• _EXERCISE INPUTS_

[START]

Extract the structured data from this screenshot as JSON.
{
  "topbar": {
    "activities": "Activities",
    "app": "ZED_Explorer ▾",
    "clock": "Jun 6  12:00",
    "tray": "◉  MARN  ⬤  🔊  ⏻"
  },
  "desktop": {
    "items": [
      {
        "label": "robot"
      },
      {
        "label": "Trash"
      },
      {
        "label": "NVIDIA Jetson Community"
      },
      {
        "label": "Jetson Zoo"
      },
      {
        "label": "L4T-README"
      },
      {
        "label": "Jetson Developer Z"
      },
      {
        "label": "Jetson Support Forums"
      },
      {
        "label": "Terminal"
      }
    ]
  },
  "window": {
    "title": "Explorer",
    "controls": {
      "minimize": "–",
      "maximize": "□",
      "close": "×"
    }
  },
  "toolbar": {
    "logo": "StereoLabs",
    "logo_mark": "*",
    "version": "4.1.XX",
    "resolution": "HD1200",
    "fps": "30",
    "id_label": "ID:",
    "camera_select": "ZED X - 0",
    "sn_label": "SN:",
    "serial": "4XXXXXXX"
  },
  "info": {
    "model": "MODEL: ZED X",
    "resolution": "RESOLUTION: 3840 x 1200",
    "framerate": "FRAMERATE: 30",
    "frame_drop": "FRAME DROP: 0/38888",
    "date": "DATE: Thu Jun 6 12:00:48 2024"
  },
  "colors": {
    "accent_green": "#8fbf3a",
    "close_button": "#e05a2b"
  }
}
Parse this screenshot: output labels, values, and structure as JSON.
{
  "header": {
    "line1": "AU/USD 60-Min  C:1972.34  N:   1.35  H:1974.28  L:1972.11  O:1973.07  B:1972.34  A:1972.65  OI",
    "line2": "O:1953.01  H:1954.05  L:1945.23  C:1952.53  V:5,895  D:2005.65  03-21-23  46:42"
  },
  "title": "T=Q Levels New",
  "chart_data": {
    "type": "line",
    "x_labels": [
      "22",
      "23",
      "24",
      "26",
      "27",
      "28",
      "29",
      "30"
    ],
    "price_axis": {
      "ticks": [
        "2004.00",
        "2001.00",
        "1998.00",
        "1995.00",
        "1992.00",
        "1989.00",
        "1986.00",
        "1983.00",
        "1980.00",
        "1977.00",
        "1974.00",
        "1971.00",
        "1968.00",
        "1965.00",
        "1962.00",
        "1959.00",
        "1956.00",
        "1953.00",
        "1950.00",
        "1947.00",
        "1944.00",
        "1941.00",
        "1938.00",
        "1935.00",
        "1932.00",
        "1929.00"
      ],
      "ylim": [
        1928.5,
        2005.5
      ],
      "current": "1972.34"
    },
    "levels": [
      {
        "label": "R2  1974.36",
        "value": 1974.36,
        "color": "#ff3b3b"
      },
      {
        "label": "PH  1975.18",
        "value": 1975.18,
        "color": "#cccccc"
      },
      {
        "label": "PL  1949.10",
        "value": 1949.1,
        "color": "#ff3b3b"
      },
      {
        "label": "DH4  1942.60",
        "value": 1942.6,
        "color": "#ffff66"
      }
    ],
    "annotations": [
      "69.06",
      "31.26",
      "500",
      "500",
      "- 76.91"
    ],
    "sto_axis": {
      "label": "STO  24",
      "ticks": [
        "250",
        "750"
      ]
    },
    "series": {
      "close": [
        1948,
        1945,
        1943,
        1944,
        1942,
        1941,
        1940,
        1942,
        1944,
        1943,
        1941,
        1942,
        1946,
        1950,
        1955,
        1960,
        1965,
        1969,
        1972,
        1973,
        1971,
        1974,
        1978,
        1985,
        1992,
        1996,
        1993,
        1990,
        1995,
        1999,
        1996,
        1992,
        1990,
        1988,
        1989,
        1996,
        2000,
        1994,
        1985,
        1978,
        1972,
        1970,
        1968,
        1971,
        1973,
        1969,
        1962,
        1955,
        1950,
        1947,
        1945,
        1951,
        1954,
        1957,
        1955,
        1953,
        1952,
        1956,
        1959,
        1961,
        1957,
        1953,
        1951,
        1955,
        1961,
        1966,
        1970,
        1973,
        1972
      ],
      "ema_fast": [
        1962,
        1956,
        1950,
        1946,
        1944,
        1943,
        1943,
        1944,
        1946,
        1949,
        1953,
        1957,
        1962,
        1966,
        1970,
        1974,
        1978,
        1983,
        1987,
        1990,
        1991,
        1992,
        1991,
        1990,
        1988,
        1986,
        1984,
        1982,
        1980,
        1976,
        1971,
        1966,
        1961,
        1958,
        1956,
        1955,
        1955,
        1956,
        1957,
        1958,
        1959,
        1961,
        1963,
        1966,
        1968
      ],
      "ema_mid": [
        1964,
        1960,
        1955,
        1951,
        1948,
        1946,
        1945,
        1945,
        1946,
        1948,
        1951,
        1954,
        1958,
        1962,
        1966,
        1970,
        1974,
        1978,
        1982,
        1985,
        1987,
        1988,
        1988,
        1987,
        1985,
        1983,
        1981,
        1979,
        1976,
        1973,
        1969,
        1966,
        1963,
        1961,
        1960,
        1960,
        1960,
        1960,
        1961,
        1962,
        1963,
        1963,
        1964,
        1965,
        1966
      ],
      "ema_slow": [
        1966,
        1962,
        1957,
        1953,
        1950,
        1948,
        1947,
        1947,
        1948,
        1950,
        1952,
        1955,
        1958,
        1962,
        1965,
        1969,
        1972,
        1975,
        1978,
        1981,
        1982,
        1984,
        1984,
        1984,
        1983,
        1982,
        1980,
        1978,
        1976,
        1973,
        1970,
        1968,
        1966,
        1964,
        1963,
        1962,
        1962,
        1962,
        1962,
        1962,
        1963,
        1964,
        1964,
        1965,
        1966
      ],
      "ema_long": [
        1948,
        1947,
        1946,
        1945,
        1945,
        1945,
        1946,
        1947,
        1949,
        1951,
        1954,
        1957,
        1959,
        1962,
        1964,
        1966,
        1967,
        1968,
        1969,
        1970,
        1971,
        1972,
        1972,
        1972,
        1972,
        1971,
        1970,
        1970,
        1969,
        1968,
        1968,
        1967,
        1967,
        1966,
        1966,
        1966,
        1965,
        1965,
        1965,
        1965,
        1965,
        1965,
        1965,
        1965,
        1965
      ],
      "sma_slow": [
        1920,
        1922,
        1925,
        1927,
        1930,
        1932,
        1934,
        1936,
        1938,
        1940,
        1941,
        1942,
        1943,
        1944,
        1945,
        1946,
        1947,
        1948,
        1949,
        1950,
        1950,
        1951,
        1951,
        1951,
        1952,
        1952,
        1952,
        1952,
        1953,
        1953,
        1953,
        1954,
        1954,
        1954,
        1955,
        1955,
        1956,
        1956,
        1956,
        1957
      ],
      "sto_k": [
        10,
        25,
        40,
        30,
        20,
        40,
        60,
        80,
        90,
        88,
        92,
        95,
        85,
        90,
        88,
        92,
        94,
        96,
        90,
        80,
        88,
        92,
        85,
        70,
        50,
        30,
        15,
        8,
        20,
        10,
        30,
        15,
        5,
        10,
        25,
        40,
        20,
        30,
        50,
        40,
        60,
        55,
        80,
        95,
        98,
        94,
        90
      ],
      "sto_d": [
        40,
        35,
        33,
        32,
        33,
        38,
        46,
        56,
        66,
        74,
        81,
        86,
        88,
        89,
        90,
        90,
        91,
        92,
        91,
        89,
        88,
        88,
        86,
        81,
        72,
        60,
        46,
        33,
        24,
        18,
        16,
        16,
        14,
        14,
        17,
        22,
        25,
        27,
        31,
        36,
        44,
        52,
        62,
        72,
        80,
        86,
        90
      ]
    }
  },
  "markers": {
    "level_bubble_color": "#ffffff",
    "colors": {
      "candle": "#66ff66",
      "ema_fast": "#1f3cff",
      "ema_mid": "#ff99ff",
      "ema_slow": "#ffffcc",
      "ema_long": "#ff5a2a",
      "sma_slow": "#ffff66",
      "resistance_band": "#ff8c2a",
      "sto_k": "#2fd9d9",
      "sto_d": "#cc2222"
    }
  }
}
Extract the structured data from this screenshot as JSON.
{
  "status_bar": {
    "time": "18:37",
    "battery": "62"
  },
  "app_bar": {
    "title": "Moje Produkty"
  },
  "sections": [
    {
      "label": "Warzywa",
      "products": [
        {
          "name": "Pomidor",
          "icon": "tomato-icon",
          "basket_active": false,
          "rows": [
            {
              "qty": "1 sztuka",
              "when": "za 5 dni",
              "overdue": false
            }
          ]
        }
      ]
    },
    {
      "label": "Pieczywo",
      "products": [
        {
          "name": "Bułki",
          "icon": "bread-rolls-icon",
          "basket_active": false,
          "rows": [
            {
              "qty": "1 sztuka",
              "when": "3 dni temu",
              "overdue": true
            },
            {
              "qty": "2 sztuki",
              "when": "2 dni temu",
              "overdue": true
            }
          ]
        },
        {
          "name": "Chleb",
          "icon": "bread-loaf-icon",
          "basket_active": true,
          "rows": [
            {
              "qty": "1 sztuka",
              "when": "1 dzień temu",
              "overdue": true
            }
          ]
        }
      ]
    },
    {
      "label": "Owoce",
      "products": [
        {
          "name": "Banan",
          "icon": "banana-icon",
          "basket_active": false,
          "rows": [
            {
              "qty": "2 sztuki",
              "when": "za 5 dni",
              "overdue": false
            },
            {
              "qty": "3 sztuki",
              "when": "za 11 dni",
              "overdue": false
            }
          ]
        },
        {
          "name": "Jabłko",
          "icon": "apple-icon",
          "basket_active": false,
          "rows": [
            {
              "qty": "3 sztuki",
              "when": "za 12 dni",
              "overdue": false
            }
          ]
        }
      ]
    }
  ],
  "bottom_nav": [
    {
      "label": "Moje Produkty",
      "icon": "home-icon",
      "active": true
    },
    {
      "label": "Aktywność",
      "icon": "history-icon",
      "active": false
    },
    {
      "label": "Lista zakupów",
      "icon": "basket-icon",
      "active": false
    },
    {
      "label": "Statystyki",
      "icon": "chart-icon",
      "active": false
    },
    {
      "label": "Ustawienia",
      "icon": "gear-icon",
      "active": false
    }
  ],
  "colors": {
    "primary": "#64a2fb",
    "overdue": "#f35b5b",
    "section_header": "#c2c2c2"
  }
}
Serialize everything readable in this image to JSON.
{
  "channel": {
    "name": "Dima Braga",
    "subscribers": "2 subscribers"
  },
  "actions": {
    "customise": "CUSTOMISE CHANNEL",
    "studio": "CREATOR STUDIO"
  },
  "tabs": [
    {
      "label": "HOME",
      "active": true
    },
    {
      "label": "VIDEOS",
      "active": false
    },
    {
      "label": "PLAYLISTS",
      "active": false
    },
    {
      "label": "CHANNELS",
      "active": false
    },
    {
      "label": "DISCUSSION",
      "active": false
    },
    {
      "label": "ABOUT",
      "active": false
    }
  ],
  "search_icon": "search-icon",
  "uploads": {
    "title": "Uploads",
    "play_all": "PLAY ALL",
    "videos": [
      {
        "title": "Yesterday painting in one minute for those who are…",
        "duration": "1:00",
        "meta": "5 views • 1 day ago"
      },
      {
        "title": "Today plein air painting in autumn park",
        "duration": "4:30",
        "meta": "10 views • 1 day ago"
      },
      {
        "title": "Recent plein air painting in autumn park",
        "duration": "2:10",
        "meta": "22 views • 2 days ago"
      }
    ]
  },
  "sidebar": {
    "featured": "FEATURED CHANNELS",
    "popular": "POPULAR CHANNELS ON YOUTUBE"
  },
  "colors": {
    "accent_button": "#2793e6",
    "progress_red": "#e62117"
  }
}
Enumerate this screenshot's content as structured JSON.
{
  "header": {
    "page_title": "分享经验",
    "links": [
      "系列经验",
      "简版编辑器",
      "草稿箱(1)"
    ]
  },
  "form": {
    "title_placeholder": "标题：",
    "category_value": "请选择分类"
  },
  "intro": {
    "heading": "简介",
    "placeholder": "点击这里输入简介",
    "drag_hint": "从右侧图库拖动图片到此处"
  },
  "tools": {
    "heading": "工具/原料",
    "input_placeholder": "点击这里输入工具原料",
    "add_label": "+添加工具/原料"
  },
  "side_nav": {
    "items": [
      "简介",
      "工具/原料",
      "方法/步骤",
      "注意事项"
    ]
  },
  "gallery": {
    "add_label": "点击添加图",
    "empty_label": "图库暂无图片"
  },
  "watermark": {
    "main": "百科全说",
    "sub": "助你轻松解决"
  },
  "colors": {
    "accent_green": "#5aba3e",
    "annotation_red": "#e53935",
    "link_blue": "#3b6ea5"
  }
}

[END]

• _BRIEF_
Of the lines in this listing, report how many contain the string "name", and give the number only.

• _ANSWER TO THIS PROBLEM_
6